Records provided
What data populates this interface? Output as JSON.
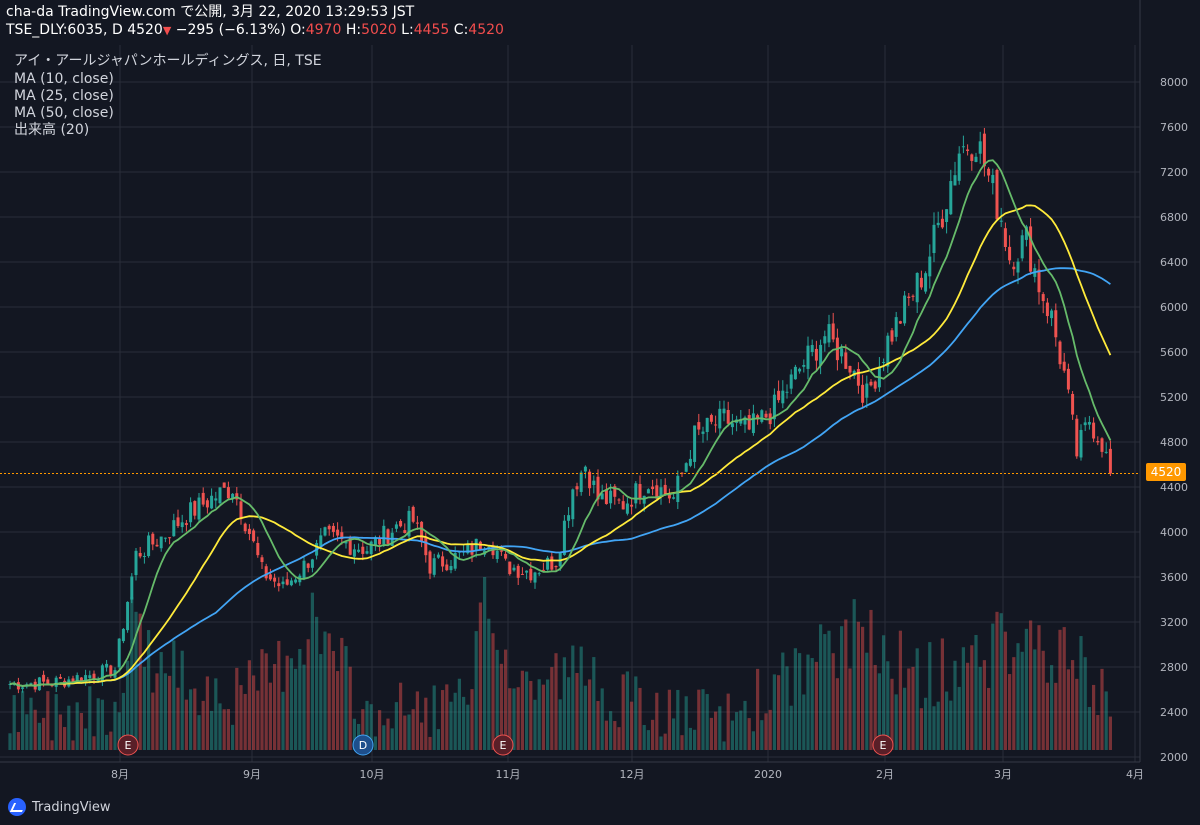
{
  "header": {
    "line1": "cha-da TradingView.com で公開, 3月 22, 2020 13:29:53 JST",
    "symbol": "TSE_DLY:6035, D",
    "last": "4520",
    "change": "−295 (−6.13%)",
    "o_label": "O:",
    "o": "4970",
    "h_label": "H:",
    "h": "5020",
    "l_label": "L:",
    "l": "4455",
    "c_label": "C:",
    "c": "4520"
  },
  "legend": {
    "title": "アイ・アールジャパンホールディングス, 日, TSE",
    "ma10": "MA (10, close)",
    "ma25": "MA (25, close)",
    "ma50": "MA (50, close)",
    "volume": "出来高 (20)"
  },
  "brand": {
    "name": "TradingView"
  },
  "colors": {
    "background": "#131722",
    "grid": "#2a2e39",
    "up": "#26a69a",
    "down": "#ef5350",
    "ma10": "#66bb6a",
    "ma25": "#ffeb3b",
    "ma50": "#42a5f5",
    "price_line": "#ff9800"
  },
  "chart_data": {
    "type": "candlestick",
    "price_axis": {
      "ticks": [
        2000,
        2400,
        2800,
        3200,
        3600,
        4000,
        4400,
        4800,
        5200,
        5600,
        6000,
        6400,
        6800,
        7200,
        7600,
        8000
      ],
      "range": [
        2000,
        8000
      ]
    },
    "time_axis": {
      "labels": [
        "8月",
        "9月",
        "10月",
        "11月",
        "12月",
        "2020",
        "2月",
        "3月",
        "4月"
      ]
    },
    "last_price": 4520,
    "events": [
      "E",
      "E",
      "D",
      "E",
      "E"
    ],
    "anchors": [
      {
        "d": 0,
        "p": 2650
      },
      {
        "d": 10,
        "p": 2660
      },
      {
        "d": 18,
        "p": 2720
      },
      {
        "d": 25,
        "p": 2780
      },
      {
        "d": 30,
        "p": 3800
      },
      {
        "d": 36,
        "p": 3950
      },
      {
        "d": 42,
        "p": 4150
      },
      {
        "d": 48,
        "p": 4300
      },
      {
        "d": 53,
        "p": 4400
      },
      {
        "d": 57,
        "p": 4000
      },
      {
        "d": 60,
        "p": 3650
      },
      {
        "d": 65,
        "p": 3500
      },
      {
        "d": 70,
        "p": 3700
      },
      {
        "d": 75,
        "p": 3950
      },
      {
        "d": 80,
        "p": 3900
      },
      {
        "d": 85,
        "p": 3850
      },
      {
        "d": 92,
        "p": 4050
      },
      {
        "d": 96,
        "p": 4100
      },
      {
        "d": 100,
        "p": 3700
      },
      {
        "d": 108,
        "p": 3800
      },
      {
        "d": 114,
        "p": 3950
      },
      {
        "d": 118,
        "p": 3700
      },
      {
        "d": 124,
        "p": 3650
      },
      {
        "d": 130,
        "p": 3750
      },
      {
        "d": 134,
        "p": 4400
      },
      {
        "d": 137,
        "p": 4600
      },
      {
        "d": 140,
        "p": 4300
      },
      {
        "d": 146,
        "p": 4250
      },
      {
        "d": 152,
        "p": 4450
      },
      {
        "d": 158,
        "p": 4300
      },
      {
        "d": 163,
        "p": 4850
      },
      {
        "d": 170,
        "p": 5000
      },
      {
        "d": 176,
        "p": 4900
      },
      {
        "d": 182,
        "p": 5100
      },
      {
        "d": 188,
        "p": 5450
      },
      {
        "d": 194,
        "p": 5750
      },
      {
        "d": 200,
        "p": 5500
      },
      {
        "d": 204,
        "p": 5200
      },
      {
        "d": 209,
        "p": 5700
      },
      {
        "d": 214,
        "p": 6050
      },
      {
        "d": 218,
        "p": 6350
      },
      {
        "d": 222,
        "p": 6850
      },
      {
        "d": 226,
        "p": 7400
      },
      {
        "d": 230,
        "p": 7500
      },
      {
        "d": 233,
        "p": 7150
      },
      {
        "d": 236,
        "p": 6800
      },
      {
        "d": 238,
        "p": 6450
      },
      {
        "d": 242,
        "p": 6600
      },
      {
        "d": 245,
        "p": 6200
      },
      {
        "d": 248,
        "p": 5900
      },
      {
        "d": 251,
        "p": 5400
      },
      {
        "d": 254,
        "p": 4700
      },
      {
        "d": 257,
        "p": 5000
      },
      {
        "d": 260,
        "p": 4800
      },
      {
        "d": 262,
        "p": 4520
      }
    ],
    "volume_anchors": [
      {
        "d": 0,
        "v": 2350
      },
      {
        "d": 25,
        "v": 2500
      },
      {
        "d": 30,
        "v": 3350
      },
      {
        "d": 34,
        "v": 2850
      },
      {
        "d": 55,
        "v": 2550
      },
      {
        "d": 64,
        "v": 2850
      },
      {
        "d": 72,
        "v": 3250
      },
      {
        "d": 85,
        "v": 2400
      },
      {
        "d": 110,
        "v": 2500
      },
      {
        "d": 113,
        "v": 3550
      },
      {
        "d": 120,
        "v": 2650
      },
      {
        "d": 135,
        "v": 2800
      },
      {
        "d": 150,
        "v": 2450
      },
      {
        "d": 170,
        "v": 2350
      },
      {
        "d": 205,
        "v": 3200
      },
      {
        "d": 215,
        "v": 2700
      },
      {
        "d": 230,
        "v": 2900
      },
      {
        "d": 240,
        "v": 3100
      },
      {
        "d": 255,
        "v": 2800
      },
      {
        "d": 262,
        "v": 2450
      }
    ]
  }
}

Set task
Return the entries unchanged, save for the pictures, which do not belong in the copy.

The reply
What data populates this interface? Output as JSON.
{
  "header": {
    "line1": "cha-da TradingView.com で公開, 3月 22, 2020 13:29:53 JST",
    "symbol": "TSE_DLY:6035, D",
    "last": "4520",
    "change": "−295 (−6.13%)",
    "o_label": "O:",
    "o": "4970",
    "h_label": "H:",
    "h": "5020",
    "l_label": "L:",
    "l": "4455",
    "c_label": "C:",
    "c": "4520"
  },
  "legend": {
    "title": "アイ・アールジャパンホールディングス, 日, TSE",
    "ma10": "MA (10, close)",
    "ma25": "MA (25, close)",
    "ma50": "MA (50, close)",
    "volume": "出来高 (20)"
  },
  "brand": {
    "name": "TradingView"
  },
  "colors": {
    "background": "#131722",
    "grid": "#2a2e39",
    "up": "#26a69a",
    "down": "#ef5350",
    "ma10": "#66bb6a",
    "ma25": "#ffeb3b",
    "ma50": "#42a5f5",
    "price_line": "#ff9800"
  },
  "chart_data": {
    "type": "candlestick",
    "price_axis": {
      "ticks": [
        2000,
        2400,
        2800,
        3200,
        3600,
        4000,
        4400,
        4800,
        5200,
        5600,
        6000,
        6400,
        6800,
        7200,
        7600,
        8000
      ],
      "range": [
        2000,
        8000
      ]
    },
    "time_axis": {
      "labels": [
        "8月",
        "9月",
        "10月",
        "11月",
        "12月",
        "2020",
        "2月",
        "3月",
        "4月"
      ]
    },
    "last_price": 4520,
    "events": [
      "E",
      "E",
      "D",
      "E",
      "E"
    ],
    "anchors": [
      {
        "d": 0,
        "p": 2650
      },
      {
        "d": 10,
        "p": 2660
      },
      {
        "d": 18,
        "p": 2720
      },
      {
        "d": 25,
        "p": 2780
      },
      {
        "d": 30,
        "p": 3800
      },
      {
        "d": 36,
        "p": 3950
      },
      {
        "d": 42,
        "p": 4150
      },
      {
        "d": 48,
        "p": 4300
      },
      {
        "d": 53,
        "p": 4400
      },
      {
        "d": 57,
        "p": 4000
      },
      {
        "d": 60,
        "p": 3650
      },
      {
        "d": 65,
        "p": 3500
      },
      {
        "d": 70,
        "p": 3700
      },
      {
        "d": 75,
        "p": 3950
      },
      {
        "d": 80,
        "p": 3900
      },
      {
        "d": 85,
        "p": 3850
      },
      {
        "d": 92,
        "p": 4050
      },
      {
        "d": 96,
        "p": 4100
      },
      {
        "d": 100,
        "p": 3700
      },
      {
        "d": 108,
        "p": 3800
      },
      {
        "d": 114,
        "p": 3950
      },
      {
        "d": 118,
        "p": 3700
      },
      {
        "d": 124,
        "p": 3650
      },
      {
        "d": 130,
        "p": 3750
      },
      {
        "d": 134,
        "p": 4400
      },
      {
        "d": 137,
        "p": 4600
      },
      {
        "d": 140,
        "p": 4300
      },
      {
        "d": 146,
        "p": 4250
      },
      {
        "d": 152,
        "p": 4450
      },
      {
        "d": 158,
        "p": 4300
      },
      {
        "d": 163,
        "p": 4850
      },
      {
        "d": 170,
        "p": 5000
      },
      {
        "d": 176,
        "p": 4900
      },
      {
        "d": 182,
        "p": 5100
      },
      {
        "d": 188,
        "p": 5450
      },
      {
        "d": 194,
        "p": 5750
      },
      {
        "d": 200,
        "p": 5500
      },
      {
        "d": 204,
        "p": 5200
      },
      {
        "d": 209,
        "p": 5700
      },
      {
        "d": 214,
        "p": 6050
      },
      {
        "d": 218,
        "p": 6350
      },
      {
        "d": 222,
        "p": 6850
      },
      {
        "d": 226,
        "p": 7400
      },
      {
        "d": 230,
        "p": 7500
      },
      {
        "d": 233,
        "p": 7150
      },
      {
        "d": 236,
        "p": 6800
      },
      {
        "d": 238,
        "p": 6450
      },
      {
        "d": 242,
        "p": 6600
      },
      {
        "d": 245,
        "p": 6200
      },
      {
        "d": 248,
        "p": 5900
      },
      {
        "d": 251,
        "p": 5400
      },
      {
        "d": 254,
        "p": 4700
      },
      {
        "d": 257,
        "p": 5000
      },
      {
        "d": 260,
        "p": 4800
      },
      {
        "d": 262,
        "p": 4520
      }
    ],
    "volume_anchors": [
      {
        "d": 0,
        "v": 2350
      },
      {
        "d": 25,
        "v": 2500
      },
      {
        "d": 30,
        "v": 3350
      },
      {
        "d": 34,
        "v": 2850
      },
      {
        "d": 55,
        "v": 2550
      },
      {
        "d": 64,
        "v": 2850
      },
      {
        "d": 72,
        "v": 3250
      },
      {
        "d": 85,
        "v": 2400
      },
      {
        "d": 110,
        "v": 2500
      },
      {
        "d": 113,
        "v": 3550
      },
      {
        "d": 120,
        "v": 2650
      },
      {
        "d": 135,
        "v": 2800
      },
      {
        "d": 150,
        "v": 2450
      },
      {
        "d": 170,
        "v": 2350
      },
      {
        "d": 205,
        "v": 3200
      },
      {
        "d": 215,
        "v": 2700
      },
      {
        "d": 230,
        "v": 2900
      },
      {
        "d": 240,
        "v": 3100
      },
      {
        "d": 255,
        "v": 2800
      },
      {
        "d": 262,
        "v": 2450
      }
    ]
  }
}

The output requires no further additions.